*Task objective:*
Below are the records; pull every line that includes "PAGE".

*Entries:*
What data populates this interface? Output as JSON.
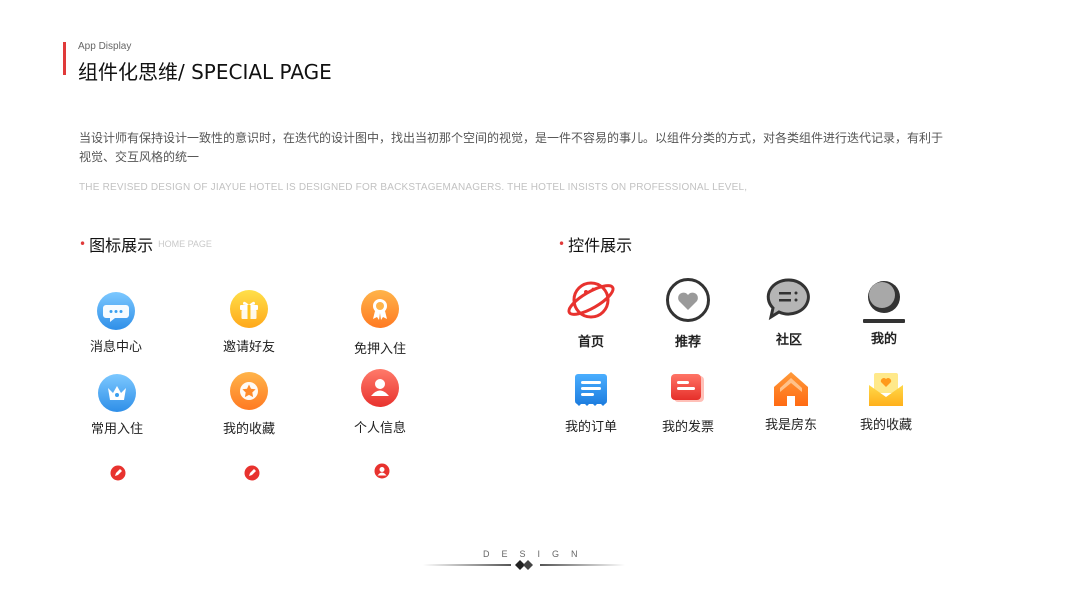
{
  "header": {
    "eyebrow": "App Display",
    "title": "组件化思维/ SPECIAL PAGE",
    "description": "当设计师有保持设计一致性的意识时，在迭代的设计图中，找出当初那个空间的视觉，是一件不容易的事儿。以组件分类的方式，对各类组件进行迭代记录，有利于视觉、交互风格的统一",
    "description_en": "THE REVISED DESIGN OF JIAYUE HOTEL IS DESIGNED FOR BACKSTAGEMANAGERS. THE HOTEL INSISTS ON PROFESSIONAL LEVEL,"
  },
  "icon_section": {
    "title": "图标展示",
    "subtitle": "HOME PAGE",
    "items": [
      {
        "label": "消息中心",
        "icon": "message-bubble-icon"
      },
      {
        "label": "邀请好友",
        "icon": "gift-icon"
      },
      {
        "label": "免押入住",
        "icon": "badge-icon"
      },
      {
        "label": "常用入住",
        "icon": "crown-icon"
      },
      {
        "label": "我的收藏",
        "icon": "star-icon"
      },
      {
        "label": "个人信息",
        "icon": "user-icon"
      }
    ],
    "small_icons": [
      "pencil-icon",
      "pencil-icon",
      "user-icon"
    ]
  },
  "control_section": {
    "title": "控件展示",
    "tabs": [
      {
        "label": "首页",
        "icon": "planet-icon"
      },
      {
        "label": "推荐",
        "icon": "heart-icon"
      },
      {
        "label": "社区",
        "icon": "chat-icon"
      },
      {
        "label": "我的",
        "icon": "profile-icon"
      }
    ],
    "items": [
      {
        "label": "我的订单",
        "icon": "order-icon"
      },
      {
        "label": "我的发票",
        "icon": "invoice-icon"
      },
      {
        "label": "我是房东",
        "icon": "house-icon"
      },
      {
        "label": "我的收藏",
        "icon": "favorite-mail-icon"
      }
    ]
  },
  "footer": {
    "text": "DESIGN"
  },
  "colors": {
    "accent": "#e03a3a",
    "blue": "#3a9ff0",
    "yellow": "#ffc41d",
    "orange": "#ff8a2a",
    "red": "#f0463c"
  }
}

==

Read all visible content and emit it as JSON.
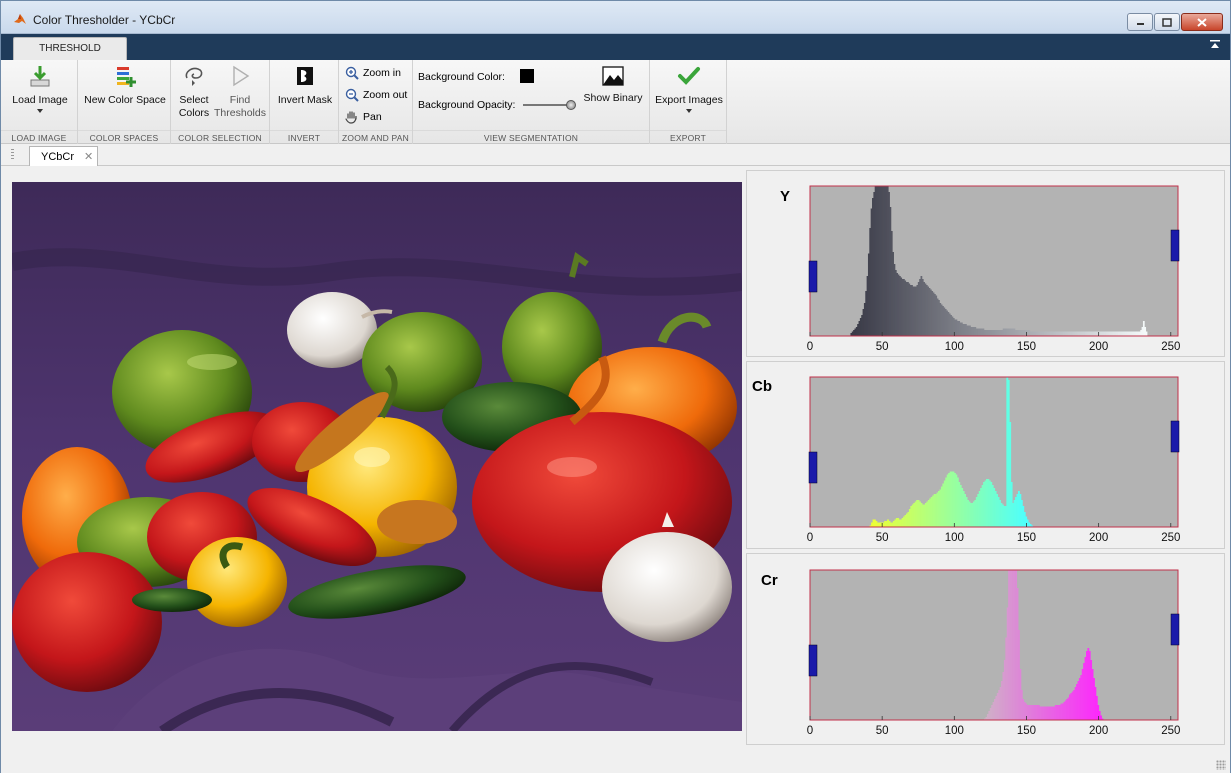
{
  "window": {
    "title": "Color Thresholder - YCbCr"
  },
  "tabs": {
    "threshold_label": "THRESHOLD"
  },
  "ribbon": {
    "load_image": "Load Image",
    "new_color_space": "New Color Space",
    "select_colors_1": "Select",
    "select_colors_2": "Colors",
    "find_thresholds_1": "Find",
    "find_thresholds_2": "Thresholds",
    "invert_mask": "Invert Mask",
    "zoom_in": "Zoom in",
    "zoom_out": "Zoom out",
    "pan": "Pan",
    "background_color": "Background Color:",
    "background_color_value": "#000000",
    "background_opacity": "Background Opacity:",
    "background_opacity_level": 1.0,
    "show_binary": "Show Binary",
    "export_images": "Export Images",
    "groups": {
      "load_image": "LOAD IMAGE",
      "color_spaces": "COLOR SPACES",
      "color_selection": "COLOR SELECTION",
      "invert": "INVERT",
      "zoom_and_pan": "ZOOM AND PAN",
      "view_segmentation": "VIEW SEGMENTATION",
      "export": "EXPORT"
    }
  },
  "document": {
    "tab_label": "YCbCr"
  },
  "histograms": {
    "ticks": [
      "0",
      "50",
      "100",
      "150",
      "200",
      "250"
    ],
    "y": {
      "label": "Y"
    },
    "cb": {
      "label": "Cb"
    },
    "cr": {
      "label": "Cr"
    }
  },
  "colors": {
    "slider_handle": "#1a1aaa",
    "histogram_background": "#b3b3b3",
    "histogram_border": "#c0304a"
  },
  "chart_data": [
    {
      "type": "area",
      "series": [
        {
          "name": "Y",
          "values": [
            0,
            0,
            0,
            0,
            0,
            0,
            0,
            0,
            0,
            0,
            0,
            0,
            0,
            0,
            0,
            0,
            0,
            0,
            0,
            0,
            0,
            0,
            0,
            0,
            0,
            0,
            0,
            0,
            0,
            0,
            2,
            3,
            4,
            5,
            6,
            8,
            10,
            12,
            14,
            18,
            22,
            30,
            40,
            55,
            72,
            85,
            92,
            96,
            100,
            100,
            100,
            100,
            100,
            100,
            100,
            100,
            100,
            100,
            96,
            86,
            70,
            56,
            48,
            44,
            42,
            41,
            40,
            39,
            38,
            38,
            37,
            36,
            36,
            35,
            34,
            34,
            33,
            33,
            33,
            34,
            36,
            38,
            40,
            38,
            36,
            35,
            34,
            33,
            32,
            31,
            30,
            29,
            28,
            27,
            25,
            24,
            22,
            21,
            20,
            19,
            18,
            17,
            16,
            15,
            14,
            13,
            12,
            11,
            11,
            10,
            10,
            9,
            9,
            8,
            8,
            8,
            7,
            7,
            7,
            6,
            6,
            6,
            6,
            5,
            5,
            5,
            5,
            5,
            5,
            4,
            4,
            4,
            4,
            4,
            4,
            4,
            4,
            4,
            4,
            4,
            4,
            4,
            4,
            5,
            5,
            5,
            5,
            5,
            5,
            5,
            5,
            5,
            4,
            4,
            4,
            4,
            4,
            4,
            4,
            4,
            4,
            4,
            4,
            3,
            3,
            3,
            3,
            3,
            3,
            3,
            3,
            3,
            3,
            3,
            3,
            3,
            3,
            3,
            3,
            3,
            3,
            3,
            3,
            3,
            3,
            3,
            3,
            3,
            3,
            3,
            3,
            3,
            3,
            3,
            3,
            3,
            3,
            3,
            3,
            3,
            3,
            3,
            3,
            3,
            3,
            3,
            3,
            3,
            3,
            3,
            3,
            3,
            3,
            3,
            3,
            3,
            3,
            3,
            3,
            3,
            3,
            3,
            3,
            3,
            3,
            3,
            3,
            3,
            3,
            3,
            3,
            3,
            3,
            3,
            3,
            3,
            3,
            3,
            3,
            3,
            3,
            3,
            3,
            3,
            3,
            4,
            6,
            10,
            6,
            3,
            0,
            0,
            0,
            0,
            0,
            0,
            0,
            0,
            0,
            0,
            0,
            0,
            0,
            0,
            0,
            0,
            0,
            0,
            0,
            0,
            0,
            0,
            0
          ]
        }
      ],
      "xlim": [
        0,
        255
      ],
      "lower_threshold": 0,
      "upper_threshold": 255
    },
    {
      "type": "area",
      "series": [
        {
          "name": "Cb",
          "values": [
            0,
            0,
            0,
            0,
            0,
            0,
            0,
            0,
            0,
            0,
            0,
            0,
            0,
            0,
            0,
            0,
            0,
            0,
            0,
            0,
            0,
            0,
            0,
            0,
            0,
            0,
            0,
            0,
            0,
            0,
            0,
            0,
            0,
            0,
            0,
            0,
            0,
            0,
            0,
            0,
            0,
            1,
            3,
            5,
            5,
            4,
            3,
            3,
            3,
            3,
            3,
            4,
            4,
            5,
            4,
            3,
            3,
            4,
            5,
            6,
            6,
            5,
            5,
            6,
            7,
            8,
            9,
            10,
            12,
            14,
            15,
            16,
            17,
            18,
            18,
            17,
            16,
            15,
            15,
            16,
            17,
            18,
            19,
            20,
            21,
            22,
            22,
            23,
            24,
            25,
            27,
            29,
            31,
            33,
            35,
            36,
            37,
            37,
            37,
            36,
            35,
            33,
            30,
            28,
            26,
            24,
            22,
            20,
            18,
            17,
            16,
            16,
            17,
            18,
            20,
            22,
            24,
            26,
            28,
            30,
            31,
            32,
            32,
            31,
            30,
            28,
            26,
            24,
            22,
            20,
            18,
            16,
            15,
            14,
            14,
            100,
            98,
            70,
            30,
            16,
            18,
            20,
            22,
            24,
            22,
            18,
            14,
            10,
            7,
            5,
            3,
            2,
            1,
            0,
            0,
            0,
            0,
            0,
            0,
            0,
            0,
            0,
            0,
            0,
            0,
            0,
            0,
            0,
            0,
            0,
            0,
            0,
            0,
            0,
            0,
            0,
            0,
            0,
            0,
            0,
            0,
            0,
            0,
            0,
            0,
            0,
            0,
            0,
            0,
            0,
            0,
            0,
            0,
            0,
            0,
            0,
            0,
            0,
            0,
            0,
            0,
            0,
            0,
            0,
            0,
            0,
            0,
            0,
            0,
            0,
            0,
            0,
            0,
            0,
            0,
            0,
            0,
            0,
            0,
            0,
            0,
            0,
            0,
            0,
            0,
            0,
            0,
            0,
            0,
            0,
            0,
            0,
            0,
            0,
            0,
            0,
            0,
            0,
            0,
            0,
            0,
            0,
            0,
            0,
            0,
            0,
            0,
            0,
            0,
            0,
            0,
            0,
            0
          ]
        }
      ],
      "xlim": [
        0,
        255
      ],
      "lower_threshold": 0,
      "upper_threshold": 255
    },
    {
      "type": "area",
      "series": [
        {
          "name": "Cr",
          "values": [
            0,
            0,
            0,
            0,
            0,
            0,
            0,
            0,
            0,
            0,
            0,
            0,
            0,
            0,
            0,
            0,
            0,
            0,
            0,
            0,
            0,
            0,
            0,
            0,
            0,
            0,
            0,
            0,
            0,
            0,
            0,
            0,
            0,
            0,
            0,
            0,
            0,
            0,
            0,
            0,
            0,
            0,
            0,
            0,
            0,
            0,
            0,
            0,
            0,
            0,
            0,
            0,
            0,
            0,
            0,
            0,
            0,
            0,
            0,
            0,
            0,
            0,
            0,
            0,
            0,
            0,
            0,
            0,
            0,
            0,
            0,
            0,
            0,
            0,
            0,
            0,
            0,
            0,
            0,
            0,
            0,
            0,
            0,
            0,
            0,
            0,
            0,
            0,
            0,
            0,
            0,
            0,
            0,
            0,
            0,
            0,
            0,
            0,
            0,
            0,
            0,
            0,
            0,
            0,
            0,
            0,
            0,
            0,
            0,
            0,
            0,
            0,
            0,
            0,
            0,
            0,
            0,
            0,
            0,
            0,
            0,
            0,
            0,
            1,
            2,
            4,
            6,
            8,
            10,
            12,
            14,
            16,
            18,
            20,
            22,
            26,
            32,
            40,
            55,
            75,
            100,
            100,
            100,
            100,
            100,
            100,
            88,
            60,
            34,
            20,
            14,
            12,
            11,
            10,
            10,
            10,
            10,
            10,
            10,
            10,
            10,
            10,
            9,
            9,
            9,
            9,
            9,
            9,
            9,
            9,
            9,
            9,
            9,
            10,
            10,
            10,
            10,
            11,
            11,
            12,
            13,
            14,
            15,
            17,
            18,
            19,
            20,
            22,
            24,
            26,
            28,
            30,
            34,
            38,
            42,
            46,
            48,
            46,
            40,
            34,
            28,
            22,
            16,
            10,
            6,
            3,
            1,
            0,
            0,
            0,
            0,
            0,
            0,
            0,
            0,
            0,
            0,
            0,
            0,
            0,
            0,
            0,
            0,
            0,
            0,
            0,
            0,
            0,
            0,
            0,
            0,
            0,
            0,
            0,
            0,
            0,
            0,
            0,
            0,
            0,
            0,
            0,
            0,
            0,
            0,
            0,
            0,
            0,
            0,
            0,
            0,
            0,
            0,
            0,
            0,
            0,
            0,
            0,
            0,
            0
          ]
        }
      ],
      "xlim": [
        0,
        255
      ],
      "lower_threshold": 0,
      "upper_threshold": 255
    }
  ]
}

...

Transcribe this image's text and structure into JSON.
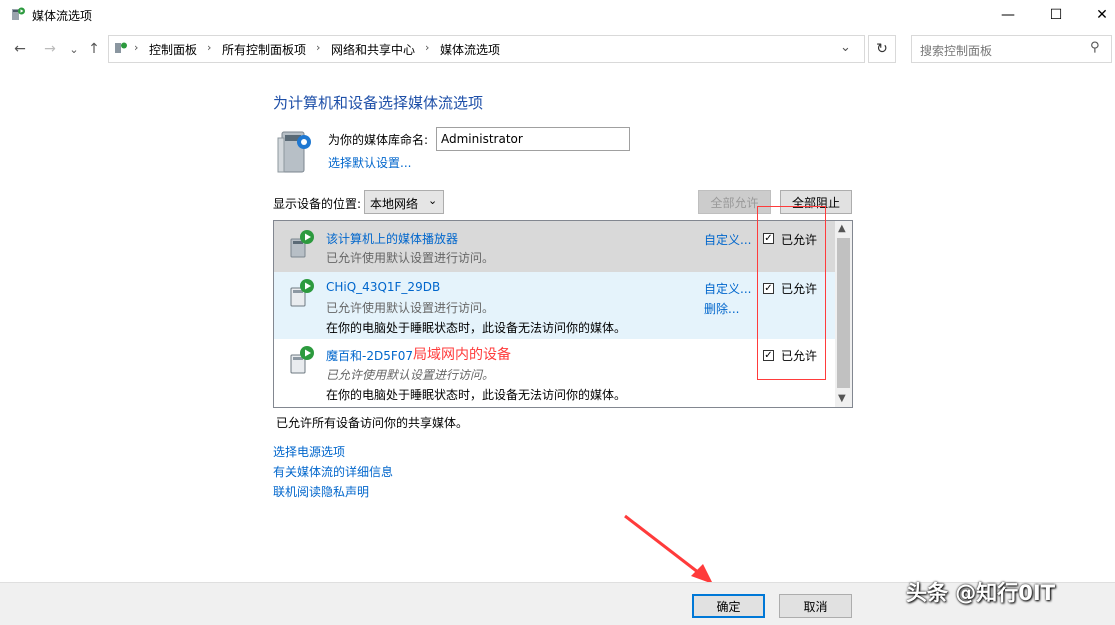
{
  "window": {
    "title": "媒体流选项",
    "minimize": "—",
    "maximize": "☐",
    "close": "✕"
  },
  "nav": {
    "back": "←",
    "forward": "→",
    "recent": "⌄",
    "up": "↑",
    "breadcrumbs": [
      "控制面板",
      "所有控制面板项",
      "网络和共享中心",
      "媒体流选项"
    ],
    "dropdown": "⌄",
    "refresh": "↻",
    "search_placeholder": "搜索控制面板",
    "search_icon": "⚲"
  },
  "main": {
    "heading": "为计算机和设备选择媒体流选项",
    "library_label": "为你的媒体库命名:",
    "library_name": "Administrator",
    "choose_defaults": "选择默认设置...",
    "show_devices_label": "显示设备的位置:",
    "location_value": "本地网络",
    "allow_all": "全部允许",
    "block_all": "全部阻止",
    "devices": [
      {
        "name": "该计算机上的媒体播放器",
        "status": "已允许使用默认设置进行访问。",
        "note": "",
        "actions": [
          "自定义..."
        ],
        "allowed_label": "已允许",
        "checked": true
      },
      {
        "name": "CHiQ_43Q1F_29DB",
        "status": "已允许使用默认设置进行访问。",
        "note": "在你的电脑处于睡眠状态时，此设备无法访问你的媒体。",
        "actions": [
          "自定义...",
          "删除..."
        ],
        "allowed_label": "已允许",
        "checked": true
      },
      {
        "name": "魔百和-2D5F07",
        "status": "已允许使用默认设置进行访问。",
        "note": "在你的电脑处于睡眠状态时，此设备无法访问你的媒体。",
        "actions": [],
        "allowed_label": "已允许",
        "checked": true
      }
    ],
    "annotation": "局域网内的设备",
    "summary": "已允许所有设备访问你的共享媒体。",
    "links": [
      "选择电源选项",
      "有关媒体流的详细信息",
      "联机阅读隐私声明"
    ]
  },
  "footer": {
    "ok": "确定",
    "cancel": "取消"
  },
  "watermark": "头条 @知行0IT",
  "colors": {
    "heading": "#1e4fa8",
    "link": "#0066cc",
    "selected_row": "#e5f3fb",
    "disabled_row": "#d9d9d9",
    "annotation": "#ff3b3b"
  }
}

*In response:*
    "title": "组件化思维/ SPECIAL PAGE",
    "subtitle": "HOME PAGE",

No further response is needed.